Input rows:
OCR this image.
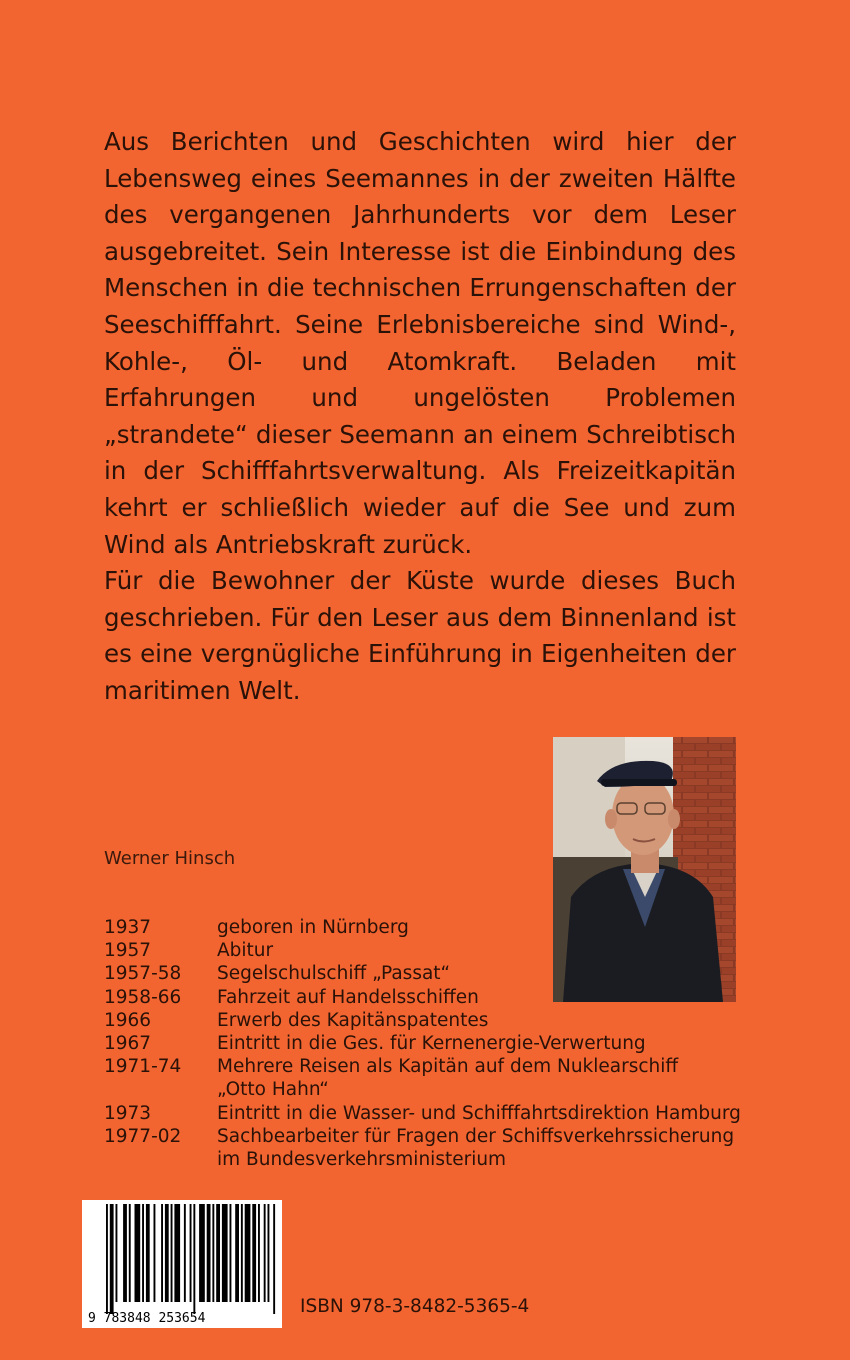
Aus Berichten und Geschichten wird hier der Lebensweg eines Seemannes in der zweiten Hälfte des vergangenen Jahrhunderts vor dem Leser ausgebreitet. Sein Interesse ist die Einbindung des Menschen in die technischen Errungenschaften der Seeschifffahrt. Seine Erlebnisbereiche sind Wind-, Kohle-, Öl- und Atomkraft. Beladen mit Erfahrungen und ungelösten Problemen „strandete“ dieser Seemann an einem Schreibtisch in der Schifffahrtsverwaltung. Als Freizeitkapitän kehrt er schließlich wieder auf die See und zum Wind als Antriebskraft zurück.

Für die Bewohner der Küste wurde dieses Buch geschrieben. Für den Leser aus dem Binnenland ist es eine vergnügliche Einführung in Eigenheiten der maritimen Welt.

Werner Hinsch
1937	geboren in Nürnberg
1957	Abitur
1957-58	Segelschulschiff „Passat“
1958-66	Fahrzeit auf Handelsschiffen
1966	Erwerb des Kapitänspatentes
1967	Eintritt in die Ges. für Kernenergie-Verwertung
1971-74	Mehrere Reisen als Kapitän auf dem Nuklearschiff
„Otto Hahn“
1973	Eintritt in die Wasser- und Schifffahrtsdirektion Hamburg
1977-02	Sachbearbeiter für Fragen der Schiffsverkehrssicherung
im Bundesverkehrsministerium
9 783848 253654
ISBN 978-3-8482-5365-4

The problem: Extract, from the listing above, every line where the string "Leser" occurs.

Exercise answer:
Aus Berichten und Geschichten wird hier der Lebensweg eines Seemannes in der zweiten Hälfte des vergangenen Jahrhunderts vor dem Leser ausgebreitet. Sein Interesse ist die Einbindung des Menschen in die technischen Errungenschaften der Seeschifffahrt. Seine Erlebnisbereiche sind Wind-, Kohle-, Öl- und Atomkraft. Beladen mit Erfahrungen und ungelösten Problemen „strandete“ dieser Seemann an einem Schreibtisch in der Schifffahrtsverwaltung. Als Freizeitkapitän kehrt er schließlich wieder auf die See und zum Wind als Antriebskraft zurück.
Für die Bewohner der Küste wurde dieses Buch geschrieben. Für den Leser aus dem Binnenland ist es eine vergnügliche Einführung in Eigenheiten der maritimen Welt.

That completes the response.